EXCERPTED TEXT:

— BEGIN —

Commit Graph

99 Commits

Author SHA1 Message Date
David Anderson 4d47e2f170 client: don't request work from a project w/ > 1000 runnable jobs
Because of O(N^2) algorithms, the client becomes CPU-intensive
when there are lots of jobs.
This limit could be somewhat lower.
2013-07-07 13:13:57 -07:00
David Anderson 57a6d3d17a client (Android): make max battery temperature a preference
Note: internal change only; there's no GUI for this yet
2013-06-20 21:47:34 -07:00
David Anderson 8a1569c384 client: fix work-fetch bug that could starve a GPU if exclusions used 2013-05-16 12:38:55 -07:00
David Anderson c00f27a5a5 client: message tweak (show "don't need" in work request msg) 2013-04-26 12:19:43 -07:00
David Anderson 6b6c2ac519 - client: fix bug that could cause idle GPUs when exclusions are present.
The basic problem: the way we assign GPU instances when creating
        the "run list" is slightly different from the way we assign them
        when we actually run the jobs;
        the latter assigns a running job to the instance it's using,
        but the former doesn't.
    Solution (kludge): when building the run list,
        don't reserve instances for currently running jobs.
        This will result in more jobs in the run list, and avoid starvation.
        For efficiency, do this only if there are exclusions for this type.
    Comment: this is yet another complexity that would be eliminated
        if GPU instances were modeled separately.
        I wish I had time to do that.
- client emulator: change default latency bound from 1 day to 10 days
2013-04-07 13:00:15 -07:00
David Anderson 330a25893f - client emulator: parse <max_concurrent> in <app> in client_state.xml.
This gives you a way to simulate the effects of app_config.xml
- client: piggyback requests for resources even if we're backed off from them
- client: change resource backoff logic
    Old: if we requested work and didn't get any,
        back off from resources for which we requested work
    New: for each resource type T:
        if we requested work for T and didn't get any, back off from T
        Also, don't back off if we're already backed off
            (i.e. if this is a piggyback request)

— END —

SUPPLIED INFORMATION:
— BEGIN —

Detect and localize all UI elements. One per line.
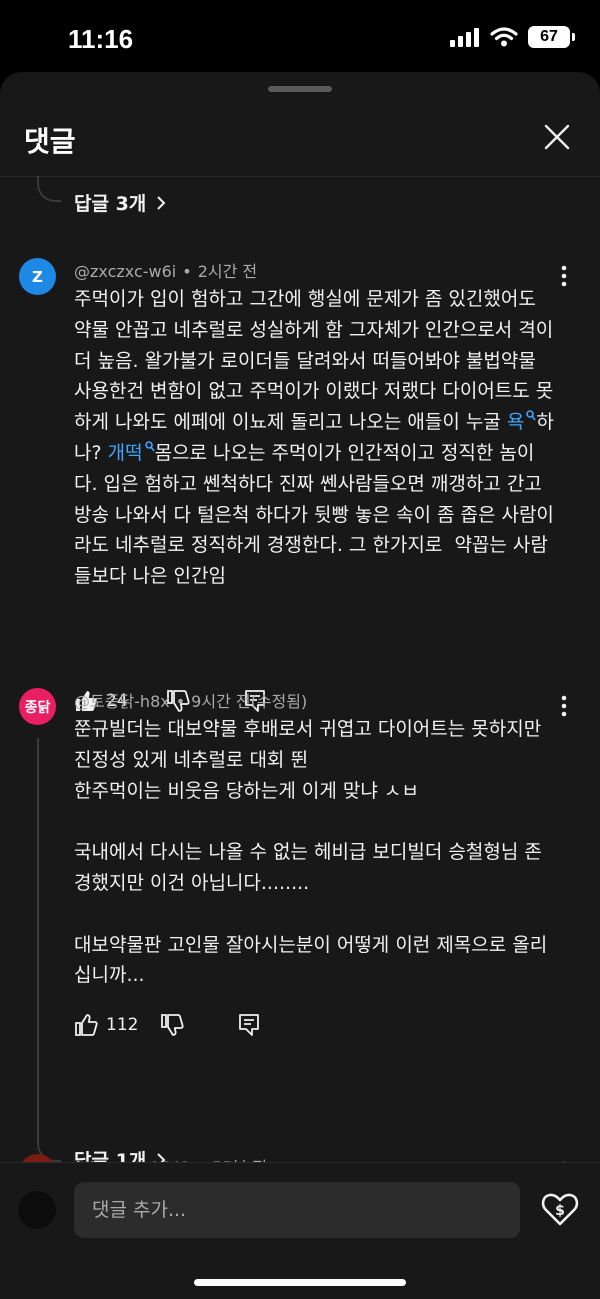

— END —

EXERCISE INSTRUCTIONS:
A. According to the commit log, how many runnable jobs must a project have before the client stops requesting work from it?
B. Summarize the commit log in two sentences.
C. Using the commit log, explain why the client skips reserving GPU instances for currently running jobs when it builds the run list.

WRITTEN RESPONSES:
A. More than 1000 runnable jobs.

B. The commits change the client's work-fetch behavior: it stops requesting work from projects with over 1000 runnable jobs, fixes bugs that could leave GPUs idle or starved when exclusions are used, piggybacks resource requests even while backed off, and backs off per resource type. They also make the Android client's maximum battery temperature a preference, tweak a work request message, and update the client emulator to parse max_concurrent and use a 10-day default latency bound.

C. The run list assigns GPU instances slightly differently from how jobs are assigned when they actually run, because only the latter ties a running job to the instance it is using. Not reserving instances for running jobs puts more jobs in the run list and avoids GPUs being starved. For efficiency, this is done only when there are exclusions for that GPU type.